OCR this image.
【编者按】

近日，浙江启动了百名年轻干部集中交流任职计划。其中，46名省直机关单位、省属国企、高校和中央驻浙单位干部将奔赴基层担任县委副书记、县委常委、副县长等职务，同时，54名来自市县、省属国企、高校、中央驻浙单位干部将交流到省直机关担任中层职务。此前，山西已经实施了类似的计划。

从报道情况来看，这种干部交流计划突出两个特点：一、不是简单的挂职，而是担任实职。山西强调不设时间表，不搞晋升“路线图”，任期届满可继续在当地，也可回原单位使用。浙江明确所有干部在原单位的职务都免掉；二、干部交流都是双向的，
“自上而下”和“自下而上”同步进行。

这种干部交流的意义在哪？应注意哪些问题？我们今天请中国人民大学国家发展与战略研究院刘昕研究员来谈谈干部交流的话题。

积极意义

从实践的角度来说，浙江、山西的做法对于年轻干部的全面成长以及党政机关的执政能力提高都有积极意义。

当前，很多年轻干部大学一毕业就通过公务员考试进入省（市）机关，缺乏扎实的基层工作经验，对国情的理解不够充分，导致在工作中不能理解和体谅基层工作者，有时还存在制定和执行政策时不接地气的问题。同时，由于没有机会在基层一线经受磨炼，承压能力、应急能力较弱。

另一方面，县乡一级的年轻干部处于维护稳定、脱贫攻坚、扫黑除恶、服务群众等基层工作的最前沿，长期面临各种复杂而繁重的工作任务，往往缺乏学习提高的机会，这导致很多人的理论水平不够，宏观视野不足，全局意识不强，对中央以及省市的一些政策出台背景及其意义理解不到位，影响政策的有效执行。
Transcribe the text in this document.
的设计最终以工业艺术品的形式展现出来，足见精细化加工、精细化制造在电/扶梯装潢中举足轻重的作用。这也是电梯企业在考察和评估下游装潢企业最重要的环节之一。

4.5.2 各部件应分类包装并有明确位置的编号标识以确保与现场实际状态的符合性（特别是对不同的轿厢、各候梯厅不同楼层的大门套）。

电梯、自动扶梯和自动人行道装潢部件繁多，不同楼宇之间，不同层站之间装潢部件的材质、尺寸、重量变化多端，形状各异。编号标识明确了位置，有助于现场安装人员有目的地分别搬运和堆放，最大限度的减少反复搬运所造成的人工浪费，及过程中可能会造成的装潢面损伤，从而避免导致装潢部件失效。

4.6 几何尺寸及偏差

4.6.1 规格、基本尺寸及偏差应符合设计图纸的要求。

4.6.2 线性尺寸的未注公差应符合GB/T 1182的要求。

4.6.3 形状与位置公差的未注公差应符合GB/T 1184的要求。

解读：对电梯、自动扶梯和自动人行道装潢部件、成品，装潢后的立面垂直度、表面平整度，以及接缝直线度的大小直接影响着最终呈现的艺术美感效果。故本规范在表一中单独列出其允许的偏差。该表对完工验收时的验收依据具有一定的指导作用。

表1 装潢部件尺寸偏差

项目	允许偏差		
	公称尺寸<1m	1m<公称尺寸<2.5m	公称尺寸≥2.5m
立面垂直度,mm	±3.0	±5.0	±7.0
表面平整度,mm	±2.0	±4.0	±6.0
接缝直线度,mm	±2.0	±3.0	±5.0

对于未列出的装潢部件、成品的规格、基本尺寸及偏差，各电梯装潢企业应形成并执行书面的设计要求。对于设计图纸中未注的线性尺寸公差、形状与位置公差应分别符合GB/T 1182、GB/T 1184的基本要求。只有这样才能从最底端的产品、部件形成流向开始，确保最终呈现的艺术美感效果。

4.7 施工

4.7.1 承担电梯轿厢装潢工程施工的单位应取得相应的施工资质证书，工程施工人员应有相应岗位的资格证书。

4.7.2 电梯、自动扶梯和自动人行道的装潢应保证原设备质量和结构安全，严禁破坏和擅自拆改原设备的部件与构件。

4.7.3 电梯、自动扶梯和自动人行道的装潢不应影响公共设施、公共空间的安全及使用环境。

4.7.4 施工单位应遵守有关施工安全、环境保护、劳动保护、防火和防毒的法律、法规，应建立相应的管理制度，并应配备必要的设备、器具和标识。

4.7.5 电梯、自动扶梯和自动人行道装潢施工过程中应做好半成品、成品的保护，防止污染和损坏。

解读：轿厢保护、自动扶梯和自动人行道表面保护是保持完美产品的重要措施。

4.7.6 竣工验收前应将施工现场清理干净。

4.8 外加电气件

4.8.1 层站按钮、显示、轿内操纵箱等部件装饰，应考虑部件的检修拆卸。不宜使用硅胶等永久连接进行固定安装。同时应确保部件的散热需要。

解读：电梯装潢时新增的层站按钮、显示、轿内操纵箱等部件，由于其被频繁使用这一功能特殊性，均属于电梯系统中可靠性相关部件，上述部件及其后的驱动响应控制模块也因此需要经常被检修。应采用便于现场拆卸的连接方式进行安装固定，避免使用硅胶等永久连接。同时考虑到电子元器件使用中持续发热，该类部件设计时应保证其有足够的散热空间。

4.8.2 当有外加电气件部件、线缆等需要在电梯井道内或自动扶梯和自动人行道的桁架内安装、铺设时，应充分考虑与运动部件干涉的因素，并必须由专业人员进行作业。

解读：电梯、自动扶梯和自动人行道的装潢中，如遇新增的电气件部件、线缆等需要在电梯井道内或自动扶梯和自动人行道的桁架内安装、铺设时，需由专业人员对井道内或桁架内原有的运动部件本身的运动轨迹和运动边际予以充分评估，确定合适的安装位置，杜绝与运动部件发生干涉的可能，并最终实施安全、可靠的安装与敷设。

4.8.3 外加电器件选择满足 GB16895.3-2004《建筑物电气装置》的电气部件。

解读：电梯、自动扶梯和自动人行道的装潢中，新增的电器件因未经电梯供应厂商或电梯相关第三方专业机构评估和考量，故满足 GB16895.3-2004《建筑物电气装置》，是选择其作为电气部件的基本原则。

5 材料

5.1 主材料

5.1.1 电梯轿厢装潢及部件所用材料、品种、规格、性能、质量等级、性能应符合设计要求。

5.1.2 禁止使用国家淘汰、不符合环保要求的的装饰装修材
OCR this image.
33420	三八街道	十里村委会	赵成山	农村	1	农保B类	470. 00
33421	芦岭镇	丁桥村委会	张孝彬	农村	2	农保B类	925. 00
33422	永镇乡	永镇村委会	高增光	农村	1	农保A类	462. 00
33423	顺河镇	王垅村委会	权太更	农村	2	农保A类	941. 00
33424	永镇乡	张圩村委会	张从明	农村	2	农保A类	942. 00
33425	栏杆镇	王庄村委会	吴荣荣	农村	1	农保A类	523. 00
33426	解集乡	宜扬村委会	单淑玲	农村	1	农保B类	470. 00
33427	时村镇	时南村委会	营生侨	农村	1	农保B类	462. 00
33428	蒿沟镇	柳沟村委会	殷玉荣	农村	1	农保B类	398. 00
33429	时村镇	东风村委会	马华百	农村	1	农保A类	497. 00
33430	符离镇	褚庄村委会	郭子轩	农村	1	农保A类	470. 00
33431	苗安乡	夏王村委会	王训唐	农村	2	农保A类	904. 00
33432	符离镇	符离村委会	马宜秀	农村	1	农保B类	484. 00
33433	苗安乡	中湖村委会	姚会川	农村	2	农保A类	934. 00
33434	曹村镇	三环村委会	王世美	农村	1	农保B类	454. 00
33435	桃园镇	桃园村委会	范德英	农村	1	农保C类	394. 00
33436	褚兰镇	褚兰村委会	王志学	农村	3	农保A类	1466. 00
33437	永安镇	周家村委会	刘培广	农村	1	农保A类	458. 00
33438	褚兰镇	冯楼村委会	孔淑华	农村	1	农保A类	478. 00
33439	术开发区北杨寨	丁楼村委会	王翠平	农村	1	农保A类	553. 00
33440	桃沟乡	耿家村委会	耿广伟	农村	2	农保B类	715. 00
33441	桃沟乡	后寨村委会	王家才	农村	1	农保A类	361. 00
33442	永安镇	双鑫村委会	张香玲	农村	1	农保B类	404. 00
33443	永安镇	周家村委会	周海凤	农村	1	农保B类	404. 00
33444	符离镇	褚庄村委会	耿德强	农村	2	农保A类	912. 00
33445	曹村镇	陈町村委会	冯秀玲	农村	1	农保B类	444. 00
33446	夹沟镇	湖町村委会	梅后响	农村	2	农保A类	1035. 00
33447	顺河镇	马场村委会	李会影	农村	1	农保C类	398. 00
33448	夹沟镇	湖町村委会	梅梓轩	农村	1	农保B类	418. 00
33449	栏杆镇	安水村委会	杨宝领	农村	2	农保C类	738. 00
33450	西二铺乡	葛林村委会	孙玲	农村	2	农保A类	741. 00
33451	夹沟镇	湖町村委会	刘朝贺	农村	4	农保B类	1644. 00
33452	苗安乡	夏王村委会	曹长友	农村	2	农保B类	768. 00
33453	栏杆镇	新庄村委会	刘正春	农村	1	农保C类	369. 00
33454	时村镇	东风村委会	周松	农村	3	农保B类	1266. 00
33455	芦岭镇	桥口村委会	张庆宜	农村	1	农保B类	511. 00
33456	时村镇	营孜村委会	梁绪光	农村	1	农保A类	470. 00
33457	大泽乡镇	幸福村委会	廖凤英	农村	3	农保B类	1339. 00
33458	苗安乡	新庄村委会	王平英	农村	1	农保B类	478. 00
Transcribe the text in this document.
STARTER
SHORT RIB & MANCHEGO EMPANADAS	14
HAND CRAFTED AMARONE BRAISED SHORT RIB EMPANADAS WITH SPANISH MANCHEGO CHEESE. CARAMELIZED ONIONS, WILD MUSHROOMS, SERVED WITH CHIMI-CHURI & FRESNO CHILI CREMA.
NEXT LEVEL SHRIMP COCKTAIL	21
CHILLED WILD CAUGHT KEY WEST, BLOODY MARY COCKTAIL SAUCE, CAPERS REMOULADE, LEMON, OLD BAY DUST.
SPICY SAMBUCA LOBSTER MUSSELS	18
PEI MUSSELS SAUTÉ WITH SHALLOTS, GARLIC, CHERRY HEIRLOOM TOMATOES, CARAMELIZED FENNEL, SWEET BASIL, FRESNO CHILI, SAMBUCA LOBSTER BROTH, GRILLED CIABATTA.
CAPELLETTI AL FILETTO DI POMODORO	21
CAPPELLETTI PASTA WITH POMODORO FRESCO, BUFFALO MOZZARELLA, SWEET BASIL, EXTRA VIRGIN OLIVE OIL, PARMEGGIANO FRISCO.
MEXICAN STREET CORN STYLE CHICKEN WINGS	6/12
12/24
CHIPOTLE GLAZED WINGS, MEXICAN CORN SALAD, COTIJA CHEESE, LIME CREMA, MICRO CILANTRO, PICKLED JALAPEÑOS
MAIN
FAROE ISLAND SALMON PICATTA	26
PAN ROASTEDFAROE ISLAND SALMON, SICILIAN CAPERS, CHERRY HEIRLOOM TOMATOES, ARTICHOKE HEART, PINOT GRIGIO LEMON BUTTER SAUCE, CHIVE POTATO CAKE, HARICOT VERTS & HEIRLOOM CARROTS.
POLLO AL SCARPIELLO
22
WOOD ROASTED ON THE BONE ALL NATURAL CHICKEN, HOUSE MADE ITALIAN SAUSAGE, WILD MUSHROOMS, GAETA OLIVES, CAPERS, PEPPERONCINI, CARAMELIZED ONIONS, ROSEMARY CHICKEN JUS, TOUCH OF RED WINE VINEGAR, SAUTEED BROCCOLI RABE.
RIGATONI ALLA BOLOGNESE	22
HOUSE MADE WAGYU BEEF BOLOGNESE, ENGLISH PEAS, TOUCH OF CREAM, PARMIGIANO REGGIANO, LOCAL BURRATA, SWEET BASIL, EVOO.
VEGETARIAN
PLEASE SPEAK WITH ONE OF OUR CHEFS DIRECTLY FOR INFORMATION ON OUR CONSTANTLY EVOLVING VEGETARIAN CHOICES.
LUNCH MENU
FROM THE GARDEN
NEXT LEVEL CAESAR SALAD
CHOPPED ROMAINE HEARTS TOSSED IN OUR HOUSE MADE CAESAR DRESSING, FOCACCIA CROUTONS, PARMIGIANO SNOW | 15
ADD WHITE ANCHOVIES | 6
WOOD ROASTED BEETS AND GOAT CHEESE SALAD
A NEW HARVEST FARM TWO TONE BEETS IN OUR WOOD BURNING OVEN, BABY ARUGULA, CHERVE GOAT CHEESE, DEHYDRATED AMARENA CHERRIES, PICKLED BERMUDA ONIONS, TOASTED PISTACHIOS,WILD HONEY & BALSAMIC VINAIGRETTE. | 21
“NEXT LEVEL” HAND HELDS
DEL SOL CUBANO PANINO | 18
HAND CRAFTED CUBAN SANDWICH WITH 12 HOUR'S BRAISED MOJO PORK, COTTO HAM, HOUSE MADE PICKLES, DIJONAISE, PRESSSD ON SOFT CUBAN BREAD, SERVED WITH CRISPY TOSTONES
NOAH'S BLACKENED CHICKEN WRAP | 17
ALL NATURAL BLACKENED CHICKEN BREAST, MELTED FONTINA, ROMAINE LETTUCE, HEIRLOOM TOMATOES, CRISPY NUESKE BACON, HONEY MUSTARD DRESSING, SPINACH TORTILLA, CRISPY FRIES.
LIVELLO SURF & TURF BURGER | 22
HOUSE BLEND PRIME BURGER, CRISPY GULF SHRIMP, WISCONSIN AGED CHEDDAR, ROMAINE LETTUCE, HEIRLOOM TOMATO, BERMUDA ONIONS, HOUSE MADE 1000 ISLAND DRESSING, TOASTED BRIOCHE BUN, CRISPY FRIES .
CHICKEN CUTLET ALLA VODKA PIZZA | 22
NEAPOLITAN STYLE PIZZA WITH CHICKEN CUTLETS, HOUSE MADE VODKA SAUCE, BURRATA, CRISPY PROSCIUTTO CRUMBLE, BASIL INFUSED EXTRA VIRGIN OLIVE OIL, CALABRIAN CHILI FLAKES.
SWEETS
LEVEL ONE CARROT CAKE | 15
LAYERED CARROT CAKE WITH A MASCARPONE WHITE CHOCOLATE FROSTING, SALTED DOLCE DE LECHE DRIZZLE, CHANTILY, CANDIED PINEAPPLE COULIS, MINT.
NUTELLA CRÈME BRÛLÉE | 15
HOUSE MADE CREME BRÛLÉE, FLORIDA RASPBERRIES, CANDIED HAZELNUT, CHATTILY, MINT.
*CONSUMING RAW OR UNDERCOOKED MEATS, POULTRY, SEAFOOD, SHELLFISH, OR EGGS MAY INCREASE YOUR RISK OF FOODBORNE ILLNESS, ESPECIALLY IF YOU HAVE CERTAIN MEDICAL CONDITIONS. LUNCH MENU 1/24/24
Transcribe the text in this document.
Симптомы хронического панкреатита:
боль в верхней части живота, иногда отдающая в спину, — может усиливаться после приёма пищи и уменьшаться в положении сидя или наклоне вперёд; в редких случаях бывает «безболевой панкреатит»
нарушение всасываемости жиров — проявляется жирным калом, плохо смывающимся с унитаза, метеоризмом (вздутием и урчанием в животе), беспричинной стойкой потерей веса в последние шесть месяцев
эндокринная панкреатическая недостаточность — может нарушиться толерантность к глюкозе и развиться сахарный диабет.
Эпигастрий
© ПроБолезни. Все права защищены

= = = = = = =

## [REQUIREMENT]
Look through the data above. Find each line with the string "MENU" and copy it.

## [EXPECTED OUTPUT]
LUNCH MENU
*CONSUMING RAW OR UNDERCOOKED MEATS, POULTRY, SEAFOOD, SHELLFISH, OR EGGS MAY INCREASE YOUR RISK OF FOODBORNE ILLNESS, ESPECIALLY IF YOU HAVE CERTAIN MEDICAL CONDITIONS. LUNCH MENU 1/24/24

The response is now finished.